Figure dataset records
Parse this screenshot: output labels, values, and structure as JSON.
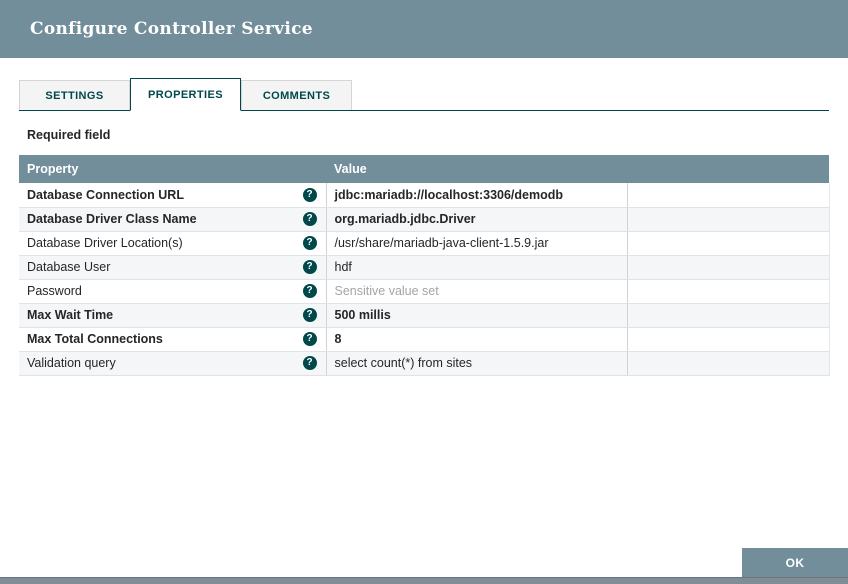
{
  "dialog": {
    "title": "Configure Controller Service",
    "tabs": [
      {
        "label": "SETTINGS",
        "active": false
      },
      {
        "label": "PROPERTIES",
        "active": true
      },
      {
        "label": "COMMENTS",
        "active": false
      }
    ],
    "required_field_label": "Required field",
    "help_icon": "question-circle",
    "table": {
      "columns": [
        "Property",
        "Value"
      ],
      "rows": [
        {
          "property": "Database Connection URL",
          "value": "jdbc:mariadb://localhost:3306/demodb",
          "required": true,
          "sensitive": false
        },
        {
          "property": "Database Driver Class Name",
          "value": "org.mariadb.jdbc.Driver",
          "required": true,
          "sensitive": false
        },
        {
          "property": "Database Driver Location(s)",
          "value": "/usr/share/mariadb-java-client-1.5.9.jar",
          "required": false,
          "sensitive": false
        },
        {
          "property": "Database User",
          "value": "hdf",
          "required": false,
          "sensitive": false
        },
        {
          "property": "Password",
          "value": "Sensitive value set",
          "required": false,
          "sensitive": true
        },
        {
          "property": "Max Wait Time",
          "value": "500 millis",
          "required": true,
          "sensitive": false
        },
        {
          "property": "Max Total Connections",
          "value": "8",
          "required": true,
          "sensitive": false
        },
        {
          "property": "Validation query",
          "value": "select count(*) from sites",
          "required": false,
          "sensitive": false
        }
      ]
    },
    "ok_button_label": "OK",
    "colors": {
      "header_bg": "#728e9b",
      "accent_teal": "#004849",
      "row_alt_bg": "#f4f6f7",
      "muted_text": "#a5a5a5",
      "background_strip": "#7f8d97"
    }
  }
}
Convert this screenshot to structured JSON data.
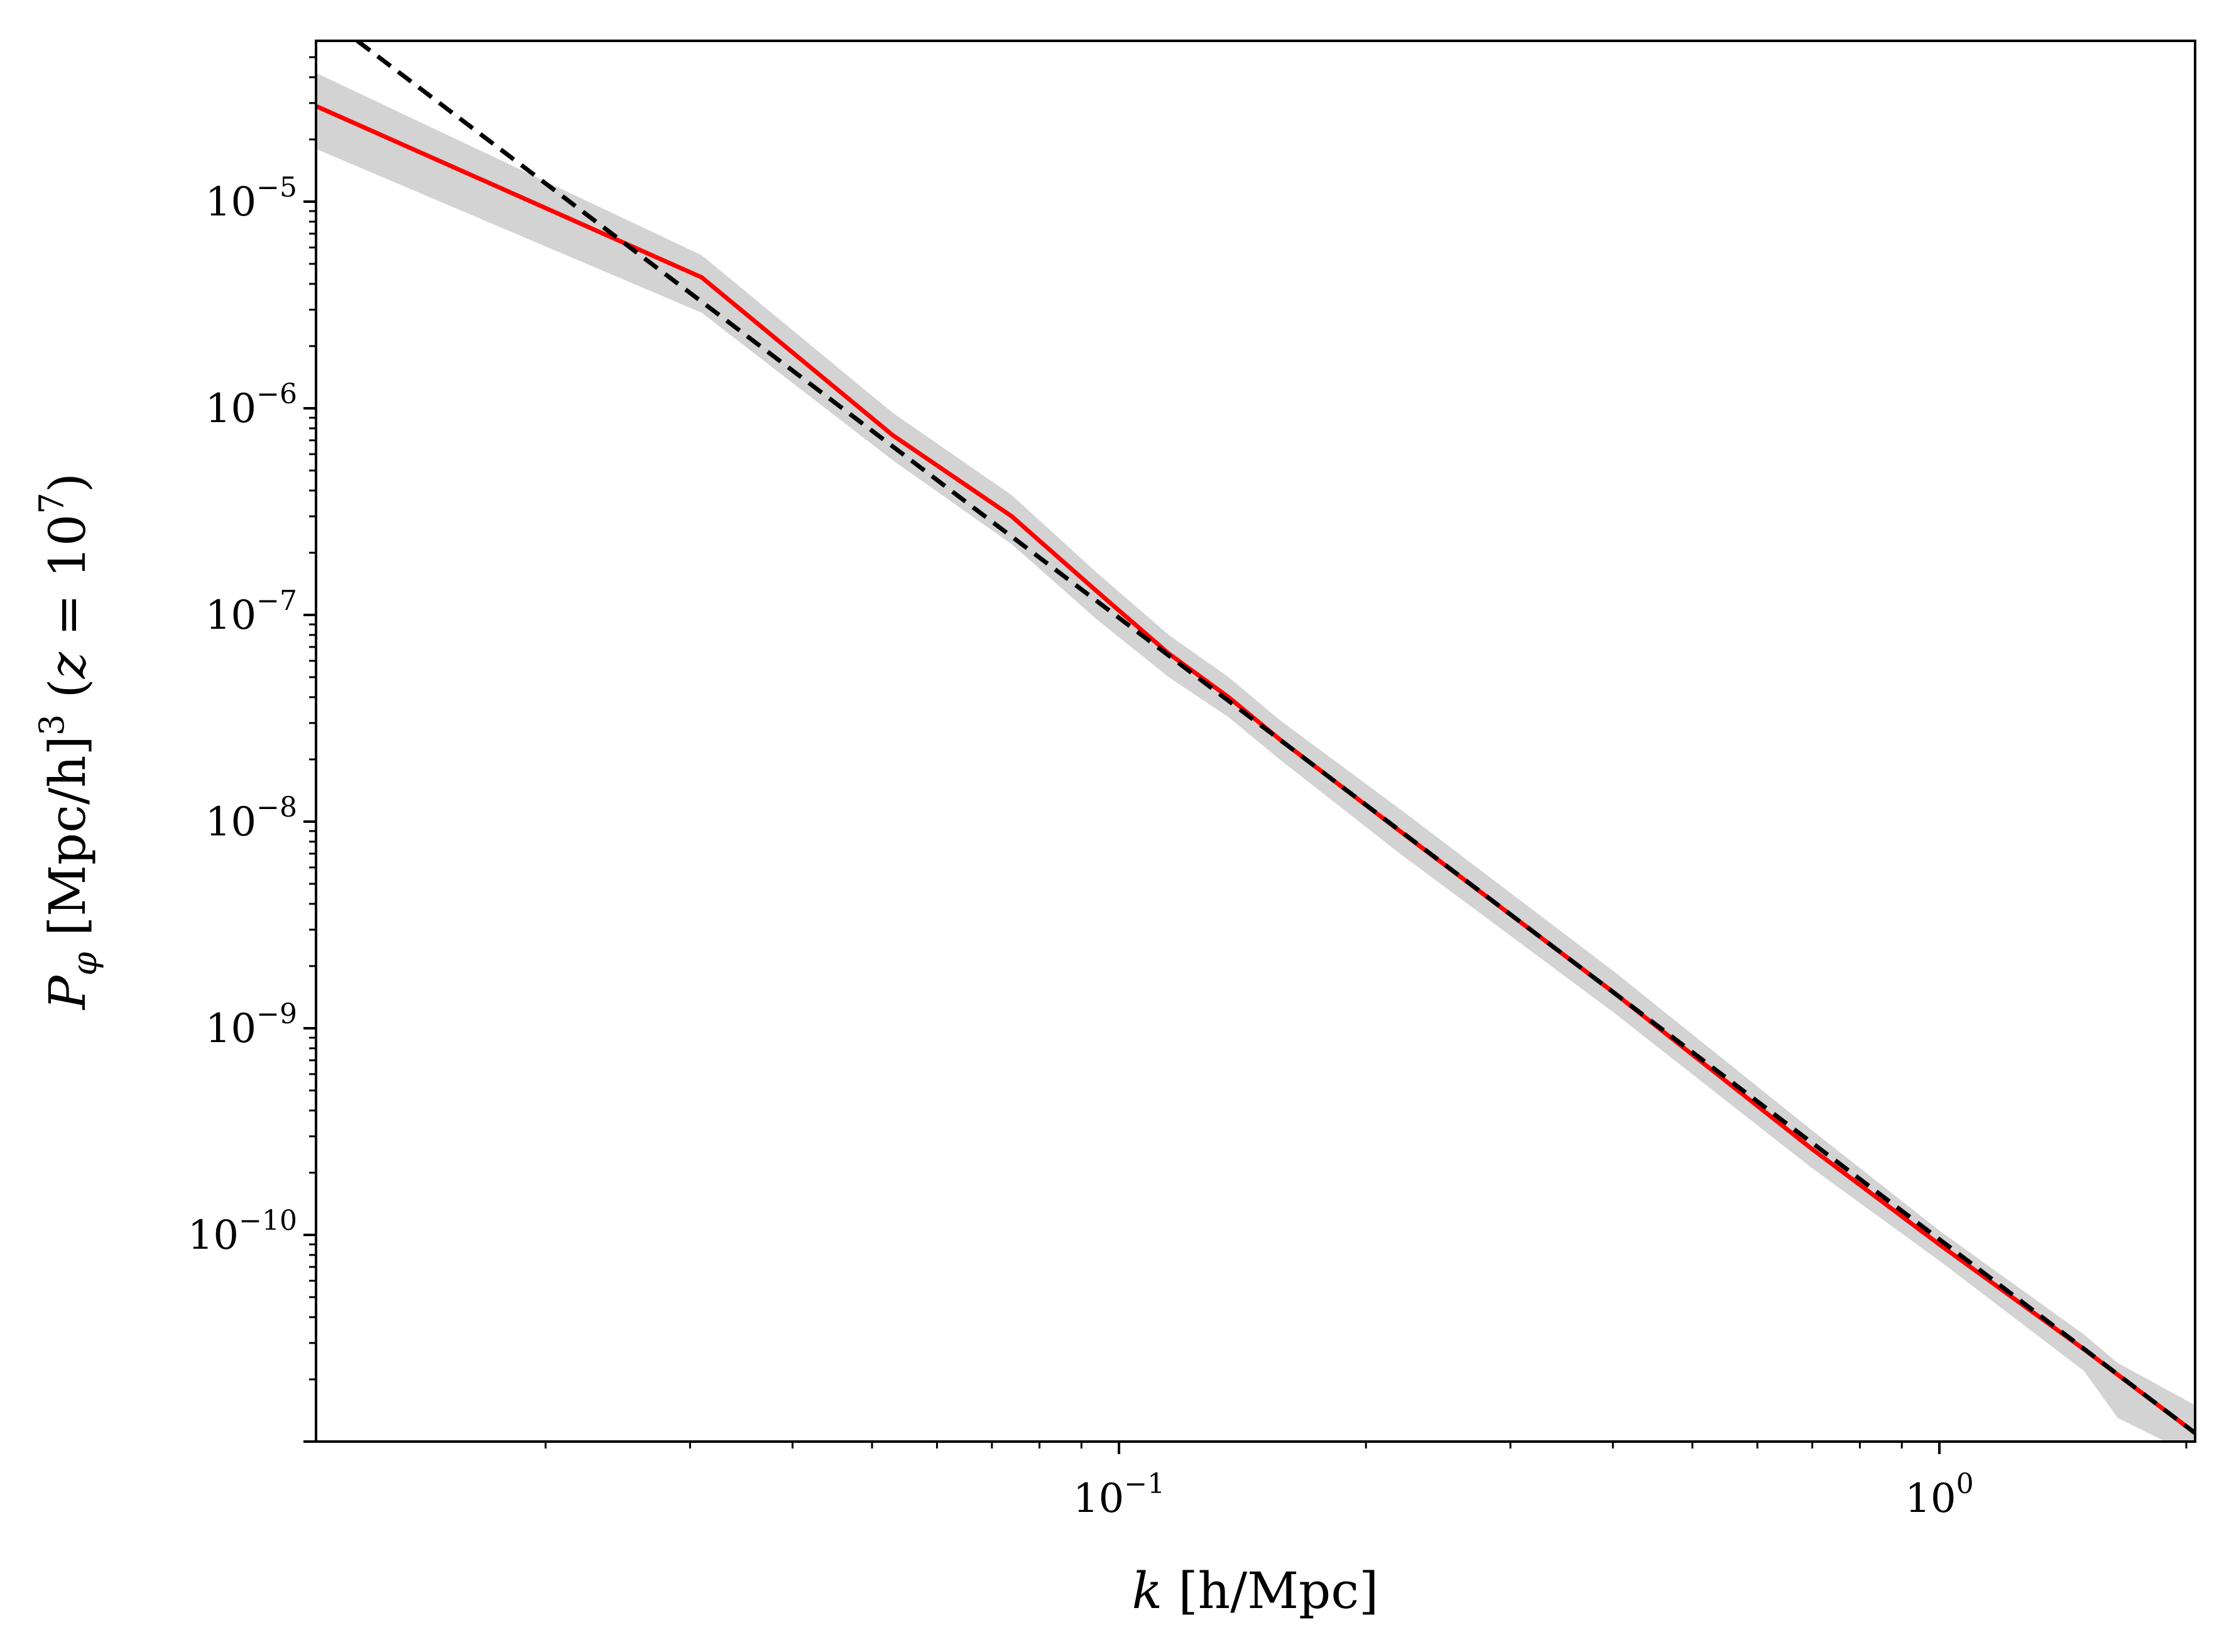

## [Instruction]
Send back the data above word for word, with the pictures left out.

## [Finished exercise]
Parse this screenshot: output labels, values, and structure as JSON.
{
  "dialog": {
    "title": "Configure Controller Service",
    "tabs": [
      {
        "label": "SETTINGS",
        "active": false
      },
      {
        "label": "PROPERTIES",
        "active": true
      },
      {
        "label": "COMMENTS",
        "active": false
      }
    ],
    "required_field_label": "Required field",
    "help_icon": "question-circle",
    "table": {
      "columns": [
        "Property",
        "Value"
      ],
      "rows": [
        {
          "property": "Database Connection URL",
          "value": "jdbc:mariadb://localhost:3306/demodb",
          "required": true,
          "sensitive": false
        },
        {
          "property": "Database Driver Class Name",
          "value": "org.mariadb.jdbc.Driver",
          "required": true,
          "sensitive": false
        },
        {
          "property": "Database Driver Location(s)",
          "value": "/usr/share/mariadb-java-client-1.5.9.jar",
          "required": false,
          "sensitive": false
        },
        {
          "property": "Database User",
          "value": "hdf",
          "required": false,
          "sensitive": false
        },
        {
          "property": "Password",
          "value": "Sensitive value set",
          "required": false,
          "sensitive": true
        },
        {
          "property": "Max Wait Time",
          "value": "500 millis",
          "required": true,
          "sensitive": false
        },
        {
          "property": "Max Total Connections",
          "value": "8",
          "required": true,
          "sensitive": false
        },
        {
          "property": "Validation query",
          "value": "select count(*) from sites",
          "required": false,
          "sensitive": false
        }
      ]
    },
    "ok_button_label": "OK",
    "colors": {
      "header_bg": "#728e9b",
      "accent_teal": "#004849",
      "row_alt_bg": "#f4f6f7",
      "muted_text": "#a5a5a5",
      "background_strip": "#7f8d97"
    }
  }
}
Convert this screenshot to structured JSON data.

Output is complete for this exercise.